Below is a set of records. Repeat all of them exactly.

_ _ _

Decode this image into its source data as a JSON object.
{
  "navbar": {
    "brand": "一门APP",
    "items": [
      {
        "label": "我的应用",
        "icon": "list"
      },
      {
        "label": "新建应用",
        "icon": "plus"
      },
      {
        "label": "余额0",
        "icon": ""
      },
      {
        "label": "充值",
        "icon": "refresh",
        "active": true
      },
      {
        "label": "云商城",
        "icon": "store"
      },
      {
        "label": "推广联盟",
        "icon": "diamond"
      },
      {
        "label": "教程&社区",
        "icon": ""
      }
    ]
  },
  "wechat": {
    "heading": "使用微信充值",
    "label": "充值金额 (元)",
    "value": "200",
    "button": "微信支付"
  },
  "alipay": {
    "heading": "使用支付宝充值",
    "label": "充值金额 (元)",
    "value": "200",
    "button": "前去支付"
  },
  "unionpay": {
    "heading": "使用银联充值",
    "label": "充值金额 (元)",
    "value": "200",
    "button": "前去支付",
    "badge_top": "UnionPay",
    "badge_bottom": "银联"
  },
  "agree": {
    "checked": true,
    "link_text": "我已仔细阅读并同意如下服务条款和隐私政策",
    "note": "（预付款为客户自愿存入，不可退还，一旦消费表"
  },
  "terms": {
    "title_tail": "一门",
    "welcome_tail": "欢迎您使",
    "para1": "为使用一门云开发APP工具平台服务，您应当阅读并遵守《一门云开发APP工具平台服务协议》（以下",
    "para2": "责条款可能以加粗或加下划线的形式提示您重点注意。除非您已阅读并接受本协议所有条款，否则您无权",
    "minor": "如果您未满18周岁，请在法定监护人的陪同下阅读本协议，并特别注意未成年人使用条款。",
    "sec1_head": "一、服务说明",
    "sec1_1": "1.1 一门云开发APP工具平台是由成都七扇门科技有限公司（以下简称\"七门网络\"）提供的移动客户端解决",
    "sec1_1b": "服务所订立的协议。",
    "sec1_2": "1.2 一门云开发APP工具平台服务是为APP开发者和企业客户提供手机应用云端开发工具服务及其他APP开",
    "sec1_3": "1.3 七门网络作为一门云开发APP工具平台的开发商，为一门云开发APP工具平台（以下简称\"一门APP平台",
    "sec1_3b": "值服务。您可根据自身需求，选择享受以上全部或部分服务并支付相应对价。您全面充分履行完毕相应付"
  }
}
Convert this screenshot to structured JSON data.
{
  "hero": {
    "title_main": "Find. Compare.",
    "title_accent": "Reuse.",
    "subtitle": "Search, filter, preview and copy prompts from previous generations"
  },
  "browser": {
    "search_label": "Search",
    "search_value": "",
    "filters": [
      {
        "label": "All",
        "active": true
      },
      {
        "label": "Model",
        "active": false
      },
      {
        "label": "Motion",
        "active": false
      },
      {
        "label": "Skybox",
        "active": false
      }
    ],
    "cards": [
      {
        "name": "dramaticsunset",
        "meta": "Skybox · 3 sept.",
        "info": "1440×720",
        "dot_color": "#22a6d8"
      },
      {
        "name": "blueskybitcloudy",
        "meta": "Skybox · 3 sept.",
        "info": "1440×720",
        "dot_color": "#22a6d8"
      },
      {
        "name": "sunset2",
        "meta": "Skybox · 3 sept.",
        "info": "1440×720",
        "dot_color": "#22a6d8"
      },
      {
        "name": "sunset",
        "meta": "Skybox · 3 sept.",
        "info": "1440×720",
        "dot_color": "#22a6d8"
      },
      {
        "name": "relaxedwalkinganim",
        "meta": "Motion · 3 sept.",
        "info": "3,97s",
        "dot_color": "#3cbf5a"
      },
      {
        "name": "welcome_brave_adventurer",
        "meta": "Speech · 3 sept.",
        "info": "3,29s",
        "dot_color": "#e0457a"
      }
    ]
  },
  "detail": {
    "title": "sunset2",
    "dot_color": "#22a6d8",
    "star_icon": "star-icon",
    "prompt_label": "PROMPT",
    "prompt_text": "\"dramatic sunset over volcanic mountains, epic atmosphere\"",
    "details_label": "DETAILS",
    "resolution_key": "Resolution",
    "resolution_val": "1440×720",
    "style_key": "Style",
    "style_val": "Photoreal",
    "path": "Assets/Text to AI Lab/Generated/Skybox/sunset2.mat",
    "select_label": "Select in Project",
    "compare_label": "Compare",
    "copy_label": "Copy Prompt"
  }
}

_ _ _

- _REPLY_:
Decode this image into its source data as a JSON object.
{
  "navbar": {
    "brand": "一门APP",
    "items": [
      {
        "label": "我的应用",
        "icon": "list"
      },
      {
        "label": "新建应用",
        "icon": "plus"
      },
      {
        "label": "余额0",
        "icon": ""
      },
      {
        "label": "充值",
        "icon": "refresh",
        "active": true
      },
      {
        "label": "云商城",
        "icon": "store"
      },
      {
        "label": "推广联盟",
        "icon": "diamond"
      },
      {
        "label": "教程&社区",
        "icon": ""
      }
    ]
  },
  "wechat": {
    "heading": "使用微信充值",
    "label": "充值金额 (元)",
    "value": "200",
    "button": "微信支付"
  },
  "alipay": {
    "heading": "使用支付宝充值",
    "label": "充值金额 (元)",
    "value": "200",
    "button": "前去支付"
  },
  "unionpay": {
    "heading": "使用银联充值",
    "label": "充值金额 (元)",
    "value": "200",
    "button": "前去支付",
    "badge_top": "UnionPay",
    "badge_bottom": "银联"
  },
  "agree": {
    "checked": true,
    "link_text": "我已仔细阅读并同意如下服务条款和隐私政策",
    "note": "（预付款为客户自愿存入，不可退还，一旦消费表"
  },
  "terms": {
    "title_tail": "一门",
    "welcome_tail": "欢迎您使",
    "para1": "为使用一门云开发APP工具平台服务，您应当阅读并遵守《一门云开发APP工具平台服务协议》（以下",
    "para2": "责条款可能以加粗或加下划线的形式提示您重点注意。除非您已阅读并接受本协议所有条款，否则您无权",
    "minor": "如果您未满18周岁，请在法定监护人的陪同下阅读本协议，并特别注意未成年人使用条款。",
    "sec1_head": "一、服务说明",
    "sec1_1": "1.1 一门云开发APP工具平台是由成都七扇门科技有限公司（以下简称\"七门网络\"）提供的移动客户端解决",
    "sec1_1b": "服务所订立的协议。",
    "sec1_2": "1.2 一门云开发APP工具平台服务是为APP开发者和企业客户提供手机应用云端开发工具服务及其他APP开",
    "sec1_3": "1.3 七门网络作为一门云开发APP工具平台的开发商，为一门云开发APP工具平台（以下简称\"一门APP平台",
    "sec1_3b": "值服务。您可根据自身需求，选择享受以上全部或部分服务并支付相应对价。您全面充分履行完毕相应付"
  }
}
Convert this screenshot to structured JSON data.
{
  "hero": {
    "title_main": "Find. Compare.",
    "title_accent": "Reuse.",
    "subtitle": "Search, filter, preview and copy prompts from previous generations"
  },
  "browser": {
    "search_label": "Search",
    "search_value": "",
    "filters": [
      {
        "label": "All",
        "active": true
      },
      {
        "label": "Model",
        "active": false
      },
      {
        "label": "Motion",
        "active": false
      },
      {
        "label": "Skybox",
        "active": false
      }
    ],
    "cards": [
      {
        "name": "dramaticsunset",
        "meta": "Skybox · 3 sept.",
        "info": "1440×720",
        "dot_color": "#22a6d8"
      },
      {
        "name": "blueskybitcloudy",
        "meta": "Skybox · 3 sept.",
        "info": "1440×720",
        "dot_color": "#22a6d8"
      },
      {
        "name": "sunset2",
        "meta": "Skybox · 3 sept.",
        "info": "1440×720",
        "dot_color": "#22a6d8"
      },
      {
        "name": "sunset",
        "meta": "Skybox · 3 sept.",
        "info": "1440×720",
        "dot_color": "#22a6d8"
      },
      {
        "name": "relaxedwalkinganim",
        "meta": "Motion · 3 sept.",
        "info": "3,97s",
        "dot_color": "#3cbf5a"
      },
      {
        "name": "welcome_brave_adventurer",
        "meta": "Speech · 3 sept.",
        "info": "3,29s",
        "dot_color": "#e0457a"
      }
    ]
  },
  "detail": {
    "title": "sunset2",
    "dot_color": "#22a6d8",
    "star_icon": "star-icon",
    "prompt_label": "PROMPT",
    "prompt_text": "\"dramatic sunset over volcanic mountains, epic atmosphere\"",
    "details_label": "DETAILS",
    "resolution_key": "Resolution",
    "resolution_val": "1440×720",
    "style_key": "Style",
    "style_val": "Photoreal",
    "path": "Assets/Text to AI Lab/Generated/Skybox/sunset2.mat",
    "select_label": "Select in Project",
    "compare_label": "Compare",
    "copy_label": "Copy Prompt"
  }
}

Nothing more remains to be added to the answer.